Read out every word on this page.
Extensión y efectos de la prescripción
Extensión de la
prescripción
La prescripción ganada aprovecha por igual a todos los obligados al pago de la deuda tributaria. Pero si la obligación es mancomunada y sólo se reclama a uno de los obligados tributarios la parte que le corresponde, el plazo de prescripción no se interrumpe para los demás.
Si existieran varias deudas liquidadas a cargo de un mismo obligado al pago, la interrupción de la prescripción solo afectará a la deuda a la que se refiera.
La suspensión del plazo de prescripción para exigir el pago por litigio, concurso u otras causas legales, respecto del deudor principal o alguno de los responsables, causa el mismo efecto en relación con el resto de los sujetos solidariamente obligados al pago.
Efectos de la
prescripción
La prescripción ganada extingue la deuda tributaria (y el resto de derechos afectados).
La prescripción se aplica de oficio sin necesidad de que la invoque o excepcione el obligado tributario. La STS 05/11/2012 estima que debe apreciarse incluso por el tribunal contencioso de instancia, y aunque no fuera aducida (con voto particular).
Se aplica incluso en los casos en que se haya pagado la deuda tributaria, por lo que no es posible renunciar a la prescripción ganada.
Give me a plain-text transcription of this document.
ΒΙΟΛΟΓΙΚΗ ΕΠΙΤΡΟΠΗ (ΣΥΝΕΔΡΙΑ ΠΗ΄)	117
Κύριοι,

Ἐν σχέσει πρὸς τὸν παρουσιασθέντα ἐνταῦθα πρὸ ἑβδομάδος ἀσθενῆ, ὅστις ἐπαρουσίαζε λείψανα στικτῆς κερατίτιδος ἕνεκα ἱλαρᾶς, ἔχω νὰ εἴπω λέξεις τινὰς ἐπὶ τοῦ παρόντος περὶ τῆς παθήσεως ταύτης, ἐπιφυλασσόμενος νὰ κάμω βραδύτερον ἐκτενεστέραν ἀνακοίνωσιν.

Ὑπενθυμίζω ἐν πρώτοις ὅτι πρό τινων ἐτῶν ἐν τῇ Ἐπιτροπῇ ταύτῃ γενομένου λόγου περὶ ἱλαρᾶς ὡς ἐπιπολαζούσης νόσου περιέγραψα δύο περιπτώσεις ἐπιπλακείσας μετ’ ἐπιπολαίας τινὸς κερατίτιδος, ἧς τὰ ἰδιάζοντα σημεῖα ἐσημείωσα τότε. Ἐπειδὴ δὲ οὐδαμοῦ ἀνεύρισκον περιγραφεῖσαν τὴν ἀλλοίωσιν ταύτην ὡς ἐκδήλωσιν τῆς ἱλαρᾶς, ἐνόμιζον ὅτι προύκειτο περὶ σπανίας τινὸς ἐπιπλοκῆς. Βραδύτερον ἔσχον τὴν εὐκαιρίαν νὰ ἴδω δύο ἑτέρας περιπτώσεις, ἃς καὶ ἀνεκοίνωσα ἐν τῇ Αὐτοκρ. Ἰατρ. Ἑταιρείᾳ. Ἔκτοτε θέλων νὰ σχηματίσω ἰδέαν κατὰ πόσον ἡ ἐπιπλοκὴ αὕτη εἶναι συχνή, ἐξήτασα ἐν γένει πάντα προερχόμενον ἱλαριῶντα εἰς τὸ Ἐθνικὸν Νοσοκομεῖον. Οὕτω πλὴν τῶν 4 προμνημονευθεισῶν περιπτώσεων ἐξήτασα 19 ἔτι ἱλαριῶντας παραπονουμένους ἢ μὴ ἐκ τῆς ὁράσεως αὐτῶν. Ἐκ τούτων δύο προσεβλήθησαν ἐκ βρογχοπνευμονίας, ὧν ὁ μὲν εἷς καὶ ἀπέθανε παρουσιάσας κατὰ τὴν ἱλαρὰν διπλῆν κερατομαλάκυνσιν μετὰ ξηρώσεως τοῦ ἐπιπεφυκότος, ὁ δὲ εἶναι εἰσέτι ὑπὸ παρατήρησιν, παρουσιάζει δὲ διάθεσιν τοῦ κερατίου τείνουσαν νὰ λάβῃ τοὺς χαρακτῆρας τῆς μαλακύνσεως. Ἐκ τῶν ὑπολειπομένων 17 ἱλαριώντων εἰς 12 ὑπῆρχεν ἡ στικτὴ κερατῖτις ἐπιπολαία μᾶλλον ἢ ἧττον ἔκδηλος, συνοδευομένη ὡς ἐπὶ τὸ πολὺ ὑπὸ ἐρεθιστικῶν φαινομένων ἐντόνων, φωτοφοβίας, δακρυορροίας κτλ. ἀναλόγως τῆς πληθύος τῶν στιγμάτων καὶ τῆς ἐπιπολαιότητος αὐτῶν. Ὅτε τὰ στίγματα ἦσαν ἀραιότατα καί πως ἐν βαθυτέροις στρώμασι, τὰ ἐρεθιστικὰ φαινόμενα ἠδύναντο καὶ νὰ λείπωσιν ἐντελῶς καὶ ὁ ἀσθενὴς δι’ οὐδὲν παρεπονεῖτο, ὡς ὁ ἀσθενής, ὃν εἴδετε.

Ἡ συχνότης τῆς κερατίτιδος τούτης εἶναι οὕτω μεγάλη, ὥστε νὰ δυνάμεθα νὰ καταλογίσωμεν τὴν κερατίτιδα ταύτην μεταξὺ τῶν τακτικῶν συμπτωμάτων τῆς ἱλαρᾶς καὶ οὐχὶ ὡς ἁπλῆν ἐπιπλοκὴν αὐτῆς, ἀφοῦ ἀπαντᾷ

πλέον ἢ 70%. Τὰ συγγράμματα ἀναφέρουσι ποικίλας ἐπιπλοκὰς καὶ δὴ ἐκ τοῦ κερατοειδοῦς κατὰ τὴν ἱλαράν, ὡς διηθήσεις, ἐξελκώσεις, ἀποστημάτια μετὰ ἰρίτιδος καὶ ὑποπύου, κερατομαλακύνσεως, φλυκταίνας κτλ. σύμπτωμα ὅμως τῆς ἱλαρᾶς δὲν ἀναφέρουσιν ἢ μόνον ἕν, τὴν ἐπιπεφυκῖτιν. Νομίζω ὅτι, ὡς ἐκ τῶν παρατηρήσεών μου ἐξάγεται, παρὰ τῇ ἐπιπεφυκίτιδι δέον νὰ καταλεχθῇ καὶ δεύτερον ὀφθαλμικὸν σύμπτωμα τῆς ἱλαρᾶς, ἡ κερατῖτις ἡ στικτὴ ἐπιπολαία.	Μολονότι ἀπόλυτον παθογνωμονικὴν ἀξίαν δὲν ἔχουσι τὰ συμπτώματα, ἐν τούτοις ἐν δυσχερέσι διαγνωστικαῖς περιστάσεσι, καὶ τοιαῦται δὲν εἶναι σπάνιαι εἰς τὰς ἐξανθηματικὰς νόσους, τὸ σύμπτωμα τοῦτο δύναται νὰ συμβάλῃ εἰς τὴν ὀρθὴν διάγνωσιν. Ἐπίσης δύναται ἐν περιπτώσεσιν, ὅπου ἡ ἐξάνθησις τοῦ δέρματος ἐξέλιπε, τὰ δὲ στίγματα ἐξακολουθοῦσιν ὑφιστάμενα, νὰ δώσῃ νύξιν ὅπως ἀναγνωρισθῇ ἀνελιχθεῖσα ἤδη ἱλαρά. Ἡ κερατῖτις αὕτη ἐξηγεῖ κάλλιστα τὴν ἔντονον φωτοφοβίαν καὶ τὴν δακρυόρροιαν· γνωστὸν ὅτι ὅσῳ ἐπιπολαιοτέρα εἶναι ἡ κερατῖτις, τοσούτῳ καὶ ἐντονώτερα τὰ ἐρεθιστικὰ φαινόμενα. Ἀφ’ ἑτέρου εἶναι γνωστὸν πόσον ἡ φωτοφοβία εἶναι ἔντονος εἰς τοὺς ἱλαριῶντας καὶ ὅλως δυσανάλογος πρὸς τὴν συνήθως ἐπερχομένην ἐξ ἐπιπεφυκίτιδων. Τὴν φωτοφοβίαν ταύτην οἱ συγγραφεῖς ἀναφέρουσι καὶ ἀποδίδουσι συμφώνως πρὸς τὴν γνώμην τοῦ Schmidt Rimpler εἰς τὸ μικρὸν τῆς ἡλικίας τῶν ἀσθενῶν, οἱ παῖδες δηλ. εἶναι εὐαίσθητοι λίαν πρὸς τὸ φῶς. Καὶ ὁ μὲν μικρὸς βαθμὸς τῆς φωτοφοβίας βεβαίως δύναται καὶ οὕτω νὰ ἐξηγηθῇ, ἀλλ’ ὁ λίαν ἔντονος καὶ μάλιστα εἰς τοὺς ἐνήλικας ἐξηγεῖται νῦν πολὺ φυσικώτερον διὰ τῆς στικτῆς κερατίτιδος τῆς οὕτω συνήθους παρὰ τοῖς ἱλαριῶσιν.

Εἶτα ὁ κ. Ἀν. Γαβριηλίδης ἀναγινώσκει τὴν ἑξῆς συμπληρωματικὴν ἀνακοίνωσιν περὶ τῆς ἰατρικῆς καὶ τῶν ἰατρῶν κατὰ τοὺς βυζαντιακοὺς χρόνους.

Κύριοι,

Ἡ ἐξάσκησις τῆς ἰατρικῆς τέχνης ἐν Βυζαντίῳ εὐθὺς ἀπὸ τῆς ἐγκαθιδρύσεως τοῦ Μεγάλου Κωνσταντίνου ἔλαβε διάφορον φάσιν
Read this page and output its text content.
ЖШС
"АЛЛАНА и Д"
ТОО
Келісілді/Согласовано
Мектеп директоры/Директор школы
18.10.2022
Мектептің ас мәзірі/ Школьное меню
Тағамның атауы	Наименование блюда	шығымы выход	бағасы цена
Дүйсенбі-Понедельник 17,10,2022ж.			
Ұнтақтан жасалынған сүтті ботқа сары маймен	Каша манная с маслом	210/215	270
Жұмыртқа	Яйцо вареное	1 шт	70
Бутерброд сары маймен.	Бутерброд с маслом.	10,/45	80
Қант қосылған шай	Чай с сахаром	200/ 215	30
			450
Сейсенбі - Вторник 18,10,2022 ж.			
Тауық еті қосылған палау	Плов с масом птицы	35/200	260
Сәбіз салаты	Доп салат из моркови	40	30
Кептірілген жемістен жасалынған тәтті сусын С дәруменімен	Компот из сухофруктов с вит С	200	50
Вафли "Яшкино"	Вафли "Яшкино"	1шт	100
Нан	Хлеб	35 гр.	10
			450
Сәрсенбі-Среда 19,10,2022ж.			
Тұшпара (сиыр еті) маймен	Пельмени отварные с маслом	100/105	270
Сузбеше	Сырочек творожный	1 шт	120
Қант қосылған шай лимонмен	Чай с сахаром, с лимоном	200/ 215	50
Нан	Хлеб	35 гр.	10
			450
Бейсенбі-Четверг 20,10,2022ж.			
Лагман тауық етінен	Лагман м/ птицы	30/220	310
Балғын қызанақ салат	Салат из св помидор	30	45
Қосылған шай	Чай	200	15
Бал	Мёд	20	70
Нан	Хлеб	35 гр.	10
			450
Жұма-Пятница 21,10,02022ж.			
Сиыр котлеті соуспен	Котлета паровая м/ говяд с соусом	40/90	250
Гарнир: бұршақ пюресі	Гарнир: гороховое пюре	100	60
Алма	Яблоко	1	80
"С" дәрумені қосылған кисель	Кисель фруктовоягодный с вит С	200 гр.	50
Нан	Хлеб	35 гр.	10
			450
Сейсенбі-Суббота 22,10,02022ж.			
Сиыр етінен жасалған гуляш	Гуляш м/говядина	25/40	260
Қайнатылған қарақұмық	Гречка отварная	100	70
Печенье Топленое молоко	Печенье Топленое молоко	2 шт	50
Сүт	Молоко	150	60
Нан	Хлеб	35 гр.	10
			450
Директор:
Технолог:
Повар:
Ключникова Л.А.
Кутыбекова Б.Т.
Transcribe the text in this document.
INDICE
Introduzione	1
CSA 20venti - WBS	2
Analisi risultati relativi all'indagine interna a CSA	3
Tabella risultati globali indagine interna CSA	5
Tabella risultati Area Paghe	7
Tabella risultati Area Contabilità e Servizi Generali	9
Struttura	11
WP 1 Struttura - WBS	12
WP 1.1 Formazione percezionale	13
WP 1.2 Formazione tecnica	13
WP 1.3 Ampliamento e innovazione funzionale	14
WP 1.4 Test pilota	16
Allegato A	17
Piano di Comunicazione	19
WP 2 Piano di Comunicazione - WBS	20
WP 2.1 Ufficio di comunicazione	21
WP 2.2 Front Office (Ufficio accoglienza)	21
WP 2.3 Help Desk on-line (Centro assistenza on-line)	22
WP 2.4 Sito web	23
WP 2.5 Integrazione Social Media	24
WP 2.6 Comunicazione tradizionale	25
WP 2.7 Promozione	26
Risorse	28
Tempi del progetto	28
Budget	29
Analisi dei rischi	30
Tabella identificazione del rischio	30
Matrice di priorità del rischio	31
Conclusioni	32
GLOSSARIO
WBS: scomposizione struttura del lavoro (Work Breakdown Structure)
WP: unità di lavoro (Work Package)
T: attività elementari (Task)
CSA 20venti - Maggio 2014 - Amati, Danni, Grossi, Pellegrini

● ● ●

Beginning with the line that contains "Transcribe the text in this document.", repeat every line through the end of the records and nothing more.

- [Exercise response]
Transcribe the text in this document.
INDICE
Introduzione	1
CSA 20venti - WBS	2
Analisi risultati relativi all'indagine interna a CSA	3
Tabella risultati globali indagine interna CSA	5
Tabella risultati Area Paghe	7
Tabella risultati Area Contabilità e Servizi Generali	9
Struttura	11
WP 1 Struttura - WBS	12
WP 1.1 Formazione percezionale	13
WP 1.2 Formazione tecnica	13
WP 1.3 Ampliamento e innovazione funzionale	14
WP 1.4 Test pilota	16
Allegato A	17
Piano di Comunicazione	19
WP 2 Piano di Comunicazione - WBS	20
WP 2.1 Ufficio di comunicazione	21
WP 2.2 Front Office (Ufficio accoglienza)	21
WP 2.3 Help Desk on-line (Centro assistenza on-line)	22
WP 2.4 Sito web	23
WP 2.5 Integrazione Social Media	24
WP 2.6 Comunicazione tradizionale	25
WP 2.7 Promozione	26
Risorse	28
Tempi del progetto	28
Budget	29
Analisi dei rischi	30
Tabella identificazione del rischio	30
Matrice di priorità del rischio	31
Conclusioni	32
GLOSSARIO
WBS: scomposizione struttura del lavoro (Work Breakdown Structure)
WP: unità di lavoro (Work Package)
T: attività elementari (Task)
CSA 20venti - Maggio 2014 - Amati, Danni, Grossi, Pellegrini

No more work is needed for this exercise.